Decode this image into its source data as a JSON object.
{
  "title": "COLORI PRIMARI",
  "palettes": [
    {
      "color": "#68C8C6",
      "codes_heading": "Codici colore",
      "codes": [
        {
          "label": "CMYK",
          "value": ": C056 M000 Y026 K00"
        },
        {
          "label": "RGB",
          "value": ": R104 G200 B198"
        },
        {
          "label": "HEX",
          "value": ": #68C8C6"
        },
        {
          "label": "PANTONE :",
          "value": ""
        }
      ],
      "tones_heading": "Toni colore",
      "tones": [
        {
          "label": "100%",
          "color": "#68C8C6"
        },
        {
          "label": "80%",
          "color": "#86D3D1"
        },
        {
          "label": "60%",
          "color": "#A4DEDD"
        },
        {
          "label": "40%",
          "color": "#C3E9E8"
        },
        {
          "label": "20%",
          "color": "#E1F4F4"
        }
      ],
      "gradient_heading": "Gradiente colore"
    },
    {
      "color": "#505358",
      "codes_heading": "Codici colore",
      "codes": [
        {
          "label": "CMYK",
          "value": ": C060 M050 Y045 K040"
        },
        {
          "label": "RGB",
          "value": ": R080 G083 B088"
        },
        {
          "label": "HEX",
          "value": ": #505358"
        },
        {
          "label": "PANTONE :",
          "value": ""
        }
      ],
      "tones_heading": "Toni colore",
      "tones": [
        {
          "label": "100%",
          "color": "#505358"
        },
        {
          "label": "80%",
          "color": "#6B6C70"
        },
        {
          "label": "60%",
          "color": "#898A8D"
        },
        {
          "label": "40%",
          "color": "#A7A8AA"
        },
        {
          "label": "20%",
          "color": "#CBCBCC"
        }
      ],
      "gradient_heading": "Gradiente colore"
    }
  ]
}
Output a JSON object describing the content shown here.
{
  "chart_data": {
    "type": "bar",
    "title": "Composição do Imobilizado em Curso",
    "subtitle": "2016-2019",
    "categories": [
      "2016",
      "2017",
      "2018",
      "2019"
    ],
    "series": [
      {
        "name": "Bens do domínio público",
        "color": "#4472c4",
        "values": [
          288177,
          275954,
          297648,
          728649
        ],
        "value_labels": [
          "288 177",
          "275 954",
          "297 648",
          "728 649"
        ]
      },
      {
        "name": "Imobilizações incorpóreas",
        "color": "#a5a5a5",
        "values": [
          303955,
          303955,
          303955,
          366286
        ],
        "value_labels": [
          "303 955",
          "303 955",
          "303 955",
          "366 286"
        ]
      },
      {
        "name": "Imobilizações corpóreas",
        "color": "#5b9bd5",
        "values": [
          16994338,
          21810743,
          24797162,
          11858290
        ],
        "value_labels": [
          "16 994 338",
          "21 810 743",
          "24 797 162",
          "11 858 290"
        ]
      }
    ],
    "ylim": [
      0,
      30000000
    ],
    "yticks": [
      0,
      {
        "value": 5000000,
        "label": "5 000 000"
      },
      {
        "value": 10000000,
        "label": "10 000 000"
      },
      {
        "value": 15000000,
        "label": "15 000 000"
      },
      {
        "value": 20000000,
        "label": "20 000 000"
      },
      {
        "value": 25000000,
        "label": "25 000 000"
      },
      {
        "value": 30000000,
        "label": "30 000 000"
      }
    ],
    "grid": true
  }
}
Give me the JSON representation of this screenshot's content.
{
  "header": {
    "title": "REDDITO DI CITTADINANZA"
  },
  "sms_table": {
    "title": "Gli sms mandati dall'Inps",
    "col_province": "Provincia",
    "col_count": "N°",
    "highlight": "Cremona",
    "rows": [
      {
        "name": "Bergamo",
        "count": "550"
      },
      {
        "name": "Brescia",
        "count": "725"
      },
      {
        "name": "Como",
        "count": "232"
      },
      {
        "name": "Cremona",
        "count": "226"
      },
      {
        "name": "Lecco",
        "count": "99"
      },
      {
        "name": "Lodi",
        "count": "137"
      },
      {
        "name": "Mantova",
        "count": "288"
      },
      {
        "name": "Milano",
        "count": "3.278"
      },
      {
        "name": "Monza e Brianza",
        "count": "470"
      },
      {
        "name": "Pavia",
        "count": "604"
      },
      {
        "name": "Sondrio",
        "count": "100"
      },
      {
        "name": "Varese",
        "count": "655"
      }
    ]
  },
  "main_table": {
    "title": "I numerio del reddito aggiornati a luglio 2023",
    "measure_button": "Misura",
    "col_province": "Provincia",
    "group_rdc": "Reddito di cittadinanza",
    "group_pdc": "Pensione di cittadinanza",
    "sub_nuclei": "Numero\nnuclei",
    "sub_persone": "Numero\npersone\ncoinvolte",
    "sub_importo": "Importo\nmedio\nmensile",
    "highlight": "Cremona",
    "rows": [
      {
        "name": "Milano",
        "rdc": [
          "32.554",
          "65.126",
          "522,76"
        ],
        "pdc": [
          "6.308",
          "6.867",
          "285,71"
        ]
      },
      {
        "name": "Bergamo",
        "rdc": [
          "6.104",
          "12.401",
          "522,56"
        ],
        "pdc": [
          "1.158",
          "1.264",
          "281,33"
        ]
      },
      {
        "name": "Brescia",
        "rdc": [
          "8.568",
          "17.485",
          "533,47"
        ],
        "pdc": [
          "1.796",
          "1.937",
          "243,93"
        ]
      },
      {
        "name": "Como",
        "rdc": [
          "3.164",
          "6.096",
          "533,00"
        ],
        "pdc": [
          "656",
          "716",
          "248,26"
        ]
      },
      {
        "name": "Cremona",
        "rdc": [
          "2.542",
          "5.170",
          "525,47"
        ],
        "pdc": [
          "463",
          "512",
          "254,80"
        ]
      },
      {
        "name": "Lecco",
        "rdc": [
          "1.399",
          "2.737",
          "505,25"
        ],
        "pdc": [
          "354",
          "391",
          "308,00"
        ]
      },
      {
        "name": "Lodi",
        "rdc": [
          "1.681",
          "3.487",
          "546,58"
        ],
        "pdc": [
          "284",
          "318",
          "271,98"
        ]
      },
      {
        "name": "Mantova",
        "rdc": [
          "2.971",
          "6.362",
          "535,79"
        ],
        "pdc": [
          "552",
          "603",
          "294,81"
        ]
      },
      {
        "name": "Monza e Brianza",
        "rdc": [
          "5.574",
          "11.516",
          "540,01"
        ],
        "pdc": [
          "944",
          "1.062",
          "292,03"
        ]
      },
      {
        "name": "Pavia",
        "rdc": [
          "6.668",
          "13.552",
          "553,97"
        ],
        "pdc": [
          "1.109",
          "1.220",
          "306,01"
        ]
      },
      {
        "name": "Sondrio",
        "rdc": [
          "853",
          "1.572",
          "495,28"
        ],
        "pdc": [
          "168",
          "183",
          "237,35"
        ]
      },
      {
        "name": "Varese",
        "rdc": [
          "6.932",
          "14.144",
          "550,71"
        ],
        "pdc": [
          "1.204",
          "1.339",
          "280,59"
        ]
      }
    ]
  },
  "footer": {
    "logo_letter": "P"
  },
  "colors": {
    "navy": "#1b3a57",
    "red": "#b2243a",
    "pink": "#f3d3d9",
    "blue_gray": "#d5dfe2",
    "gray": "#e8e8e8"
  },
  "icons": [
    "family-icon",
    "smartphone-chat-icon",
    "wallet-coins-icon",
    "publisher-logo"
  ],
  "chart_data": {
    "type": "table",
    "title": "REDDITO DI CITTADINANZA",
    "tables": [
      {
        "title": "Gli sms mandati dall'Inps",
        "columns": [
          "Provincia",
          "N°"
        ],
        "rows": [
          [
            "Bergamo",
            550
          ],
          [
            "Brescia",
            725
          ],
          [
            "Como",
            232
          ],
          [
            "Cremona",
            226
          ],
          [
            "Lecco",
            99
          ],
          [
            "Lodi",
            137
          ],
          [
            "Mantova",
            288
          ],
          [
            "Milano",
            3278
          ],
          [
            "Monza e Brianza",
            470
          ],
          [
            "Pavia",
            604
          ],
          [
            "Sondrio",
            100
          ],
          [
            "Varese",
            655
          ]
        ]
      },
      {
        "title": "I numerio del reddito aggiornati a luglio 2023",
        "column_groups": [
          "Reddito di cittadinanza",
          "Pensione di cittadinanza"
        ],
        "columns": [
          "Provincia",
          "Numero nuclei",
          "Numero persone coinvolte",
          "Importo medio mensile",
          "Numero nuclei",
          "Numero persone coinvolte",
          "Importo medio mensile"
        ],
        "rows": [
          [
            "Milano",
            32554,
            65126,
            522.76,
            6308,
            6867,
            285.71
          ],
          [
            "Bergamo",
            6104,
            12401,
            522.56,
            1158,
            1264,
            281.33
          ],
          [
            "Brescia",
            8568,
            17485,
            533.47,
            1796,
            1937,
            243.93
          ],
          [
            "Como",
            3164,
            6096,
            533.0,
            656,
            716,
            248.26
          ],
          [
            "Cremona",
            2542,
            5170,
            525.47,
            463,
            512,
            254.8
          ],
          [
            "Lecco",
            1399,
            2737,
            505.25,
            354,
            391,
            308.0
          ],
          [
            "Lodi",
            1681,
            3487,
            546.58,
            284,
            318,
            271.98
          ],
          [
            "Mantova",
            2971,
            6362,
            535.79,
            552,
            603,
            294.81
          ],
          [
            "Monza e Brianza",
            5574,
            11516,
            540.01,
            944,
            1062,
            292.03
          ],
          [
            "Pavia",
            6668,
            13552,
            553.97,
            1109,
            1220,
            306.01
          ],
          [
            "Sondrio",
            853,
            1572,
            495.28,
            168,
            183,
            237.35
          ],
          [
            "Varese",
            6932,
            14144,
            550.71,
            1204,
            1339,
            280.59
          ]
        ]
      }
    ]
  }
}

§ **Work required**
Each line that holds the word "Imobilizações" should be extracted from the records.

§ **Complete output**
        "name": "Imobilizações incorpóreas",
        "name": "Imobilizações corpóreas",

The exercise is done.